** start Data lines **
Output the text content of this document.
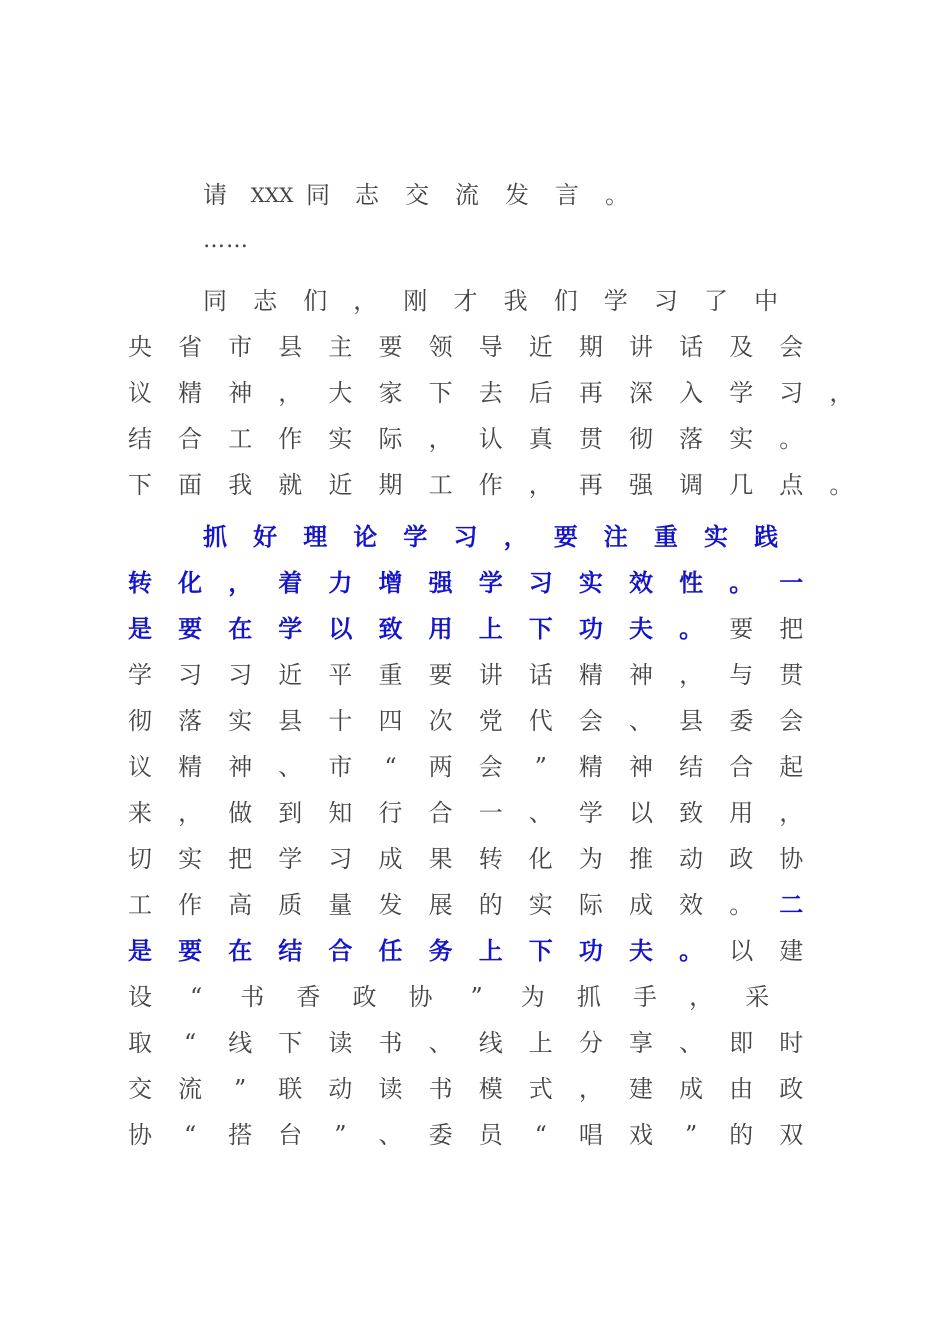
……
请 XXX 同 志 交 流 发 言 。
同 志 们 ， 刚 才 我 们 学 习 了 中
央 省 市 县 主 要 领 导 近 期 讲 话 及 会
议 精 神 ， 大 家 下 去 后 再 深 入 学 习 ，
结 合 工 作 实 际 ， 认 真 贯 彻 落 实 。
下 面 我 就 近 期 工 作 ， 再 强 调 几 点 。
抓 好 理 论 学 习 ， 要 注 重 实 践
转 化 ， 着 力 增 强 学 习 实 效 性 。 一
是 要 在 学 以 致 用 上 下 功 夫 。 要 把
学 习 习 近 平 重 要 讲 话 精 神 ， 与 贯
彻 落 实 县 十 四 次 党 代 会 、 县 委 会
议 精 神 、 市	“	两 会	”	精 神 结 合 起
来 ， 做 到 知 行 合 一 、 学 以 致 用 ，
切 实 把 学 习 成 果 转 化 为 推 动 政 协
工 作 高 质 量 发 展 的 实 际 成 效 。 二
是 要 在 结 合 任 务 上 下 功 夫 。 以 建
设	“	书 香 政 协	”	为 抓 手 ， 采
取	“	线 下 读 书 、 线 上 分 享 、 即 时
交 流	”	联 动 读 书 模 式 ， 建 成 由 政
协	“	搭 台	”	、 委 员	“	唱 戏	”	的 双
** end Data lines **
▶ _Your task_
Leaving out the pictures, repeat the data above exactly.

▶ _Task response_
Output the text content of this document.
……
请 XXX 同 志 交 流 发 言 。
同 志 们 ， 刚 才 我 们 学 习 了 中
央 省 市 县 主 要 领 导 近 期 讲 话 及 会
议 精 神 ， 大 家 下 去 后 再 深 入 学 习 ，
结 合 工 作 实 际 ， 认 真 贯 彻 落 实 。
下 面 我 就 近 期 工 作 ， 再 强 调 几 点 。
抓 好 理 论 学 习 ， 要 注 重 实 践
转 化 ， 着 力 增 强 学 习 实 效 性 。 一
是 要 在 学 以 致 用 上 下 功 夫 。 要 把
学 习 习 近 平 重 要 讲 话 精 神 ， 与 贯
彻 落 实 县 十 四 次 党 代 会 、 县 委 会
议 精 神 、 市	“	两 会	”	精 神 结 合 起
来 ， 做 到 知 行 合 一 、 学 以 致 用 ，
切 实 把 学 习 成 果 转 化 为 推 动 政 协
工 作 高 质 量 发 展 的 实 际 成 效 。 二
是 要 在 结 合 任 务 上 下 功 夫 。 以 建
设	“	书 香 政 协	”	为 抓 手 ， 采
取	“	线 下 读 书 、 线 上 分 享 、 即 时
交 流	”	联 动 读 书 模 式 ， 建 成 由 政
协	“	搭 台	”	、 委 员	“	唱 戏	”	的 双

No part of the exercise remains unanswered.